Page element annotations
--

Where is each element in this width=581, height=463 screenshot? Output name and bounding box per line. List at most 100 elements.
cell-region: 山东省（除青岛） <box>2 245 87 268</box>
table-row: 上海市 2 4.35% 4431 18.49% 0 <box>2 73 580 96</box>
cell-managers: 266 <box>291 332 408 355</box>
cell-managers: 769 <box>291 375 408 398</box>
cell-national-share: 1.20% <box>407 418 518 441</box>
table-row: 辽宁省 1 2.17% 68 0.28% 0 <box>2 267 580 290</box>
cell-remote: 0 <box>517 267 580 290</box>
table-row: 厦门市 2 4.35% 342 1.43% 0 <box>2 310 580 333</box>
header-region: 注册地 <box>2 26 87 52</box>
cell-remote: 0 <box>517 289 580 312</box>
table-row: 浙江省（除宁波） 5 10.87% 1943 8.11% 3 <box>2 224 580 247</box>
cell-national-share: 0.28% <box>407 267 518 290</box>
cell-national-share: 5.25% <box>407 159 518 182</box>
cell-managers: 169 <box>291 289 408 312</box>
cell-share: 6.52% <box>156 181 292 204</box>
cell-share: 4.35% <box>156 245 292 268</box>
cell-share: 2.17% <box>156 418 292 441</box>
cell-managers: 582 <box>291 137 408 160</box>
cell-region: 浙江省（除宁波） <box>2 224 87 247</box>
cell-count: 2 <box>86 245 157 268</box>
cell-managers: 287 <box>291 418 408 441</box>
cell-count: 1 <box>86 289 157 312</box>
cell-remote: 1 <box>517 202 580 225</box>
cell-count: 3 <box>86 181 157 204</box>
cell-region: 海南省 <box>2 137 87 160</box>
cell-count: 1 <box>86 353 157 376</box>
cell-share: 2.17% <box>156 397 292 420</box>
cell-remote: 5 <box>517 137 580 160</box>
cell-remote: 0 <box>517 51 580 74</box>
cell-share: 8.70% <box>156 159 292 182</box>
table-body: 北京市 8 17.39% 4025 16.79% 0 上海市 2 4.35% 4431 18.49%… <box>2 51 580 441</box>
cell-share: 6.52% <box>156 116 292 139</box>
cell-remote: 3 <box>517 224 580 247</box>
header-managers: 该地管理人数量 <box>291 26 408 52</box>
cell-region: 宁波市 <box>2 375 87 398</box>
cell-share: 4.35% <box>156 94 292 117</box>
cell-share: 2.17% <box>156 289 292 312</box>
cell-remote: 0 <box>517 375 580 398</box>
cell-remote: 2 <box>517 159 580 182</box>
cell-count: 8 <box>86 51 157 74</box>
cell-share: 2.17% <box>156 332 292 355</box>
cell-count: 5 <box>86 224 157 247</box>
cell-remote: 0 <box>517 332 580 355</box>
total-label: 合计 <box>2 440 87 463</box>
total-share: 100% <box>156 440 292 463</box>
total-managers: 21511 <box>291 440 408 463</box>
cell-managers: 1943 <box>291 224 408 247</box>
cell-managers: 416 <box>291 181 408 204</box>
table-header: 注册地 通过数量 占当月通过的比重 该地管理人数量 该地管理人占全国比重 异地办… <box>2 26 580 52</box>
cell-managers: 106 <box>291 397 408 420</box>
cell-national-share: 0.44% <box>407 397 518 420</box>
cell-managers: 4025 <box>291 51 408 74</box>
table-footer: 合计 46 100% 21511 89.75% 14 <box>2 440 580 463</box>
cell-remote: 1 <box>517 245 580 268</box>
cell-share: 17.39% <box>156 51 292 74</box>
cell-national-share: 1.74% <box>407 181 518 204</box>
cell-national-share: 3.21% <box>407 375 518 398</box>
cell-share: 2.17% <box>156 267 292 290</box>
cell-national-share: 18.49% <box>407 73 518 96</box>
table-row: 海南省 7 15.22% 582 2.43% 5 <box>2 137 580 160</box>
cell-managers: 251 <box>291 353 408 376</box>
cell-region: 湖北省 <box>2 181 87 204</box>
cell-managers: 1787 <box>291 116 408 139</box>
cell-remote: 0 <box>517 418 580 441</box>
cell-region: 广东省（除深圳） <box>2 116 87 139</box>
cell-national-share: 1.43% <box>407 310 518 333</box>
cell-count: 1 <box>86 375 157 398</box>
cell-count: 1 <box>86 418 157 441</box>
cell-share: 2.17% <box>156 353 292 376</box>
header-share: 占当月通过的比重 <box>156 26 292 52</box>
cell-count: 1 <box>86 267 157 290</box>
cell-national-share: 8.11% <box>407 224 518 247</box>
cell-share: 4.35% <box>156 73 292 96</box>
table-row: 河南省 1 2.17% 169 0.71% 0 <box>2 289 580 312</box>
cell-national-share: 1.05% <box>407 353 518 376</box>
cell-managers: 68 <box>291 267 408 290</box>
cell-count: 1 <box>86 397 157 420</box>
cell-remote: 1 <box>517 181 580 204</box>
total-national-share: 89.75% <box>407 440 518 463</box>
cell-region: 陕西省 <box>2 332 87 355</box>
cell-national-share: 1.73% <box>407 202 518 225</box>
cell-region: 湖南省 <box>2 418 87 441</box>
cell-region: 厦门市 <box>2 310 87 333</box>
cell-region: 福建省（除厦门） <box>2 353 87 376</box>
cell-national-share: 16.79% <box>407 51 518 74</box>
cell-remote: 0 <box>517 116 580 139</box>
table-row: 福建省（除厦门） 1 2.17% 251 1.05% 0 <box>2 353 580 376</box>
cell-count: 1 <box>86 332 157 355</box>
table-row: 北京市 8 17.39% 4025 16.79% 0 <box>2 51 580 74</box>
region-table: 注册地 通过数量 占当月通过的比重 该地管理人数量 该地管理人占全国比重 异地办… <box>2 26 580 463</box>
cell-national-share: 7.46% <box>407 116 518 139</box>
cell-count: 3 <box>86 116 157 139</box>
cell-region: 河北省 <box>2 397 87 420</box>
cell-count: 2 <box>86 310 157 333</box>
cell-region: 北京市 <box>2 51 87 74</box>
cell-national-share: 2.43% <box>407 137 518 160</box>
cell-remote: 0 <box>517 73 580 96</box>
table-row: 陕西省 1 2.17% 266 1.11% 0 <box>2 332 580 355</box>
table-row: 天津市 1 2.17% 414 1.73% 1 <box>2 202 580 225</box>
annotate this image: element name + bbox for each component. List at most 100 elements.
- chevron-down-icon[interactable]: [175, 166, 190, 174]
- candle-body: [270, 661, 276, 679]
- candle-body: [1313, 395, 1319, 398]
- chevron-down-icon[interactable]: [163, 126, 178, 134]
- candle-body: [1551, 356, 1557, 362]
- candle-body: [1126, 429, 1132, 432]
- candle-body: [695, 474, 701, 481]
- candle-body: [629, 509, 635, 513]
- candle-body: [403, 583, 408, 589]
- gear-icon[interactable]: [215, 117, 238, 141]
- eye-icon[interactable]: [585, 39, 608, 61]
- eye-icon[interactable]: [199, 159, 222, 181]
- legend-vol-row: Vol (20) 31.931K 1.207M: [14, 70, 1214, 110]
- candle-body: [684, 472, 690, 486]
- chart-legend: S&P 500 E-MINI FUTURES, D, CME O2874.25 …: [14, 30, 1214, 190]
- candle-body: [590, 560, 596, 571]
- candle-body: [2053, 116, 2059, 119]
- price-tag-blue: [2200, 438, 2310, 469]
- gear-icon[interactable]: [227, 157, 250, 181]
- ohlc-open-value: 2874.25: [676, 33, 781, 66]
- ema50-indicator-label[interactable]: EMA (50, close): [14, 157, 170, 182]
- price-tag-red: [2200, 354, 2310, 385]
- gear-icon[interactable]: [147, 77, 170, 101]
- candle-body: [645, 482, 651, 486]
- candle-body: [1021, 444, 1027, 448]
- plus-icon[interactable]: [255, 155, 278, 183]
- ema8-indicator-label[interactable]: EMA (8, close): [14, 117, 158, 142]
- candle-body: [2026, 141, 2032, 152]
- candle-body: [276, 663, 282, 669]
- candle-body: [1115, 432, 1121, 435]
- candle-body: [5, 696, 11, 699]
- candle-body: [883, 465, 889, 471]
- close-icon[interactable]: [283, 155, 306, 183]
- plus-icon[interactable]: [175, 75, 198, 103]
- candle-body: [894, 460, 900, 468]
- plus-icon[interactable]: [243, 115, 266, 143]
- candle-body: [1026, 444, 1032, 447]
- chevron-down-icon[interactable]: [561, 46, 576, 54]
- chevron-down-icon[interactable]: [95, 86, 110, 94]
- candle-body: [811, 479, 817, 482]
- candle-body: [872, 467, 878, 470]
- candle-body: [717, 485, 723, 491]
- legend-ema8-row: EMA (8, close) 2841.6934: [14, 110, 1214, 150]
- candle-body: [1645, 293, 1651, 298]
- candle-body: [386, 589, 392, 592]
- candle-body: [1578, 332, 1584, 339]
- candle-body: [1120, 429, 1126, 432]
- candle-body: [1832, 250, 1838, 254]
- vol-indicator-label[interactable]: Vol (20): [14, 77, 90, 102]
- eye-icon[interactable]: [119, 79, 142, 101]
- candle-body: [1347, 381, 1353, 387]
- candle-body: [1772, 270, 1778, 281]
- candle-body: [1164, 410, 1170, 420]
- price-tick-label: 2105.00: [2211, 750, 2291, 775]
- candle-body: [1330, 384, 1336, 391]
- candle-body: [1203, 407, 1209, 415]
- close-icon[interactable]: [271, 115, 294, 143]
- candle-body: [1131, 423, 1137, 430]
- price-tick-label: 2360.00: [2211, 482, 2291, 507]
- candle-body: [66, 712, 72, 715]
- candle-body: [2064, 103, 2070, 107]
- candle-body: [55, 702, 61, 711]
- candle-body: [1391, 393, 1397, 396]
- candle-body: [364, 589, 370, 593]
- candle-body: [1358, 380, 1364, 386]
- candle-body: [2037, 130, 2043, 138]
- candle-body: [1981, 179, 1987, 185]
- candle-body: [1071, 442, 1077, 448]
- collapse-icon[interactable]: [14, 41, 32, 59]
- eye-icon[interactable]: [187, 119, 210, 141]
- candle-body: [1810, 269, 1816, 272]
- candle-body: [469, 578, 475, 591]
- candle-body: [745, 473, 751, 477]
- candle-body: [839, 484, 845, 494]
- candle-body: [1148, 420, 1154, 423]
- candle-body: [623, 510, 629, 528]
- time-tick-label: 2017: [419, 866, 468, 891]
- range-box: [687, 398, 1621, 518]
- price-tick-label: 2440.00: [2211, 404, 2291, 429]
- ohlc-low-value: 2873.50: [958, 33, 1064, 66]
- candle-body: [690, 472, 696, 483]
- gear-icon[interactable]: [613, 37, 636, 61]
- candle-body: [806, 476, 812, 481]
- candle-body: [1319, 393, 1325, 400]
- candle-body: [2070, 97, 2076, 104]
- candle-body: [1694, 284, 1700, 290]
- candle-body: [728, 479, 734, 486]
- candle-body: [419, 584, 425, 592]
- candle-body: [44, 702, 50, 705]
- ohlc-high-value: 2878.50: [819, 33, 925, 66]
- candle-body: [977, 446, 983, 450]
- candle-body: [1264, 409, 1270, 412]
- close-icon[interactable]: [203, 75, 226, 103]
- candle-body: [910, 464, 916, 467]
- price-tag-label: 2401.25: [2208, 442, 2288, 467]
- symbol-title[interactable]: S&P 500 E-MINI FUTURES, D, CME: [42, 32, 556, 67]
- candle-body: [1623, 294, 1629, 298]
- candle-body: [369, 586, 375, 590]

--

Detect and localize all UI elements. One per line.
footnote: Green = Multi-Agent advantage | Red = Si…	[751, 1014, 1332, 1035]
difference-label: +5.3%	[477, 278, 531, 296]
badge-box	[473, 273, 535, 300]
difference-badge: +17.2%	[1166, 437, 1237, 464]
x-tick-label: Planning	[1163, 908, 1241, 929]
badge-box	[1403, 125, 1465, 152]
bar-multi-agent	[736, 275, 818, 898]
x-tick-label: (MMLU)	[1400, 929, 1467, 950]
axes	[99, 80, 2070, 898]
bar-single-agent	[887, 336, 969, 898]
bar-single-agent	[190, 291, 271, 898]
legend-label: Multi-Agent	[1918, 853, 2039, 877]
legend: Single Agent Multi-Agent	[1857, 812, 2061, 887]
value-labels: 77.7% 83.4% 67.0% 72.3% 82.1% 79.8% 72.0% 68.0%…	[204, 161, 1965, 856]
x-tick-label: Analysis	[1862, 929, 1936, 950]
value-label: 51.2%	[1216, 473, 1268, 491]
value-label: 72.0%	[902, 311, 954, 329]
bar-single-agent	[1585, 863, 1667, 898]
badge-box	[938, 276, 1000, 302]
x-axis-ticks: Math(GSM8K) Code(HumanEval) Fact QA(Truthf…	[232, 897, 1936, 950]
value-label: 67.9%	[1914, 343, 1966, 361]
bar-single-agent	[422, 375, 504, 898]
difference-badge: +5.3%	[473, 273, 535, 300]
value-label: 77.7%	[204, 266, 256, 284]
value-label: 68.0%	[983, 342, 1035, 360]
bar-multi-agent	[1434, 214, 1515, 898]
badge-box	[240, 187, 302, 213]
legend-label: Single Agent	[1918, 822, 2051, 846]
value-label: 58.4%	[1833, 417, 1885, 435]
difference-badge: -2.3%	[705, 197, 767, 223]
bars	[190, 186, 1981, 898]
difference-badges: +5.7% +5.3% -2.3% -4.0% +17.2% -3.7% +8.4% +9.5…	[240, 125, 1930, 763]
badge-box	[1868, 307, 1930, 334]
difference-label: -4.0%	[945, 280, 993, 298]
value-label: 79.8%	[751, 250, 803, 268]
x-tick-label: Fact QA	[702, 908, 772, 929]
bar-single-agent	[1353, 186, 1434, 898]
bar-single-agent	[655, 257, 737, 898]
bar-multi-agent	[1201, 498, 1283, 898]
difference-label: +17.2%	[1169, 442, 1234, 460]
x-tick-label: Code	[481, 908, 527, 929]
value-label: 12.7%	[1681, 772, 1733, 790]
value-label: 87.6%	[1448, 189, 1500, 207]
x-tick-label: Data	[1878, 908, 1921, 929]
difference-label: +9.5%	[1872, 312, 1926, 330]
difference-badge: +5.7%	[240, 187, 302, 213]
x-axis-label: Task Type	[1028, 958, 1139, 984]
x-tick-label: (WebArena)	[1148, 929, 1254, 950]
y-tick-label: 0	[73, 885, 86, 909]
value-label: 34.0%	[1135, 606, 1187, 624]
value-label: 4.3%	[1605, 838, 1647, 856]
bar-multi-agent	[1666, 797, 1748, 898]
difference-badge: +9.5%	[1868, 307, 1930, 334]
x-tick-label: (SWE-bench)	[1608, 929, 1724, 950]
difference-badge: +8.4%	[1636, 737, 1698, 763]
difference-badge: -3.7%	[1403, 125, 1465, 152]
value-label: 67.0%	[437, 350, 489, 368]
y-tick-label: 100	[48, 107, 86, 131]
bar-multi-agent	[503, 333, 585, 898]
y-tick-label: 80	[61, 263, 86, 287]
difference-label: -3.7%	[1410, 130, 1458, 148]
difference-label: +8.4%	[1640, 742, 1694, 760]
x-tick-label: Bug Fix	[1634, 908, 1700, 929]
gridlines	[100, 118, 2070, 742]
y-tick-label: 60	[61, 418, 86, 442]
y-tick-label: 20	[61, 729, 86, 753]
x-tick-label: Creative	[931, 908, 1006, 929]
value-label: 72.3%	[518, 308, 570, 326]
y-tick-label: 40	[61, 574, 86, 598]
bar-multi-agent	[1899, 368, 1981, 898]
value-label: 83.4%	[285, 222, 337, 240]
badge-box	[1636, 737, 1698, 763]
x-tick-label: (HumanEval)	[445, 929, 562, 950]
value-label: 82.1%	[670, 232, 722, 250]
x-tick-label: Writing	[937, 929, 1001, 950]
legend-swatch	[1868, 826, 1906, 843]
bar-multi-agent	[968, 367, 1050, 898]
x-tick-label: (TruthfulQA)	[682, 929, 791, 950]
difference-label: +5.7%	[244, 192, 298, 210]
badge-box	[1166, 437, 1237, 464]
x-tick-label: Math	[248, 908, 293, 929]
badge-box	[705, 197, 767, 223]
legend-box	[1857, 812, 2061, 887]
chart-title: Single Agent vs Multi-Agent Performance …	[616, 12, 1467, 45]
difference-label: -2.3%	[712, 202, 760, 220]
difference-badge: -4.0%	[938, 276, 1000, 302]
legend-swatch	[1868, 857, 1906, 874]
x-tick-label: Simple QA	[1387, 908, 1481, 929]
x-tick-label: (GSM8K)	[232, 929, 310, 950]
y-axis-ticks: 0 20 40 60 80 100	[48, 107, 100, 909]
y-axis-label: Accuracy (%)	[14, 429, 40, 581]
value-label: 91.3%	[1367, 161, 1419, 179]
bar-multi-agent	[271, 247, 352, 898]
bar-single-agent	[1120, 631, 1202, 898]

--

### GOAL OF THE EXERCISE
Render the stretch of records from the line containing "Where is each" through the line containing "cell-managers: 266 <box>291 332 408 355</box>" as a numbered list, with blank lines omitted.

### EXERCISE RESPONSE
1. Where is each element in this width=581, height=463 screenshot? Output name and bounding box per line. List at most 100 elements.
2. cell-region: 山东省（除青岛） <box>2 245 87 268</box>
3. table-row: 上海市 2 4.35% 4431 18.49% 0 <box>2 73 580 96</box>
4. cell-managers: 266 <box>291 332 408 355</box>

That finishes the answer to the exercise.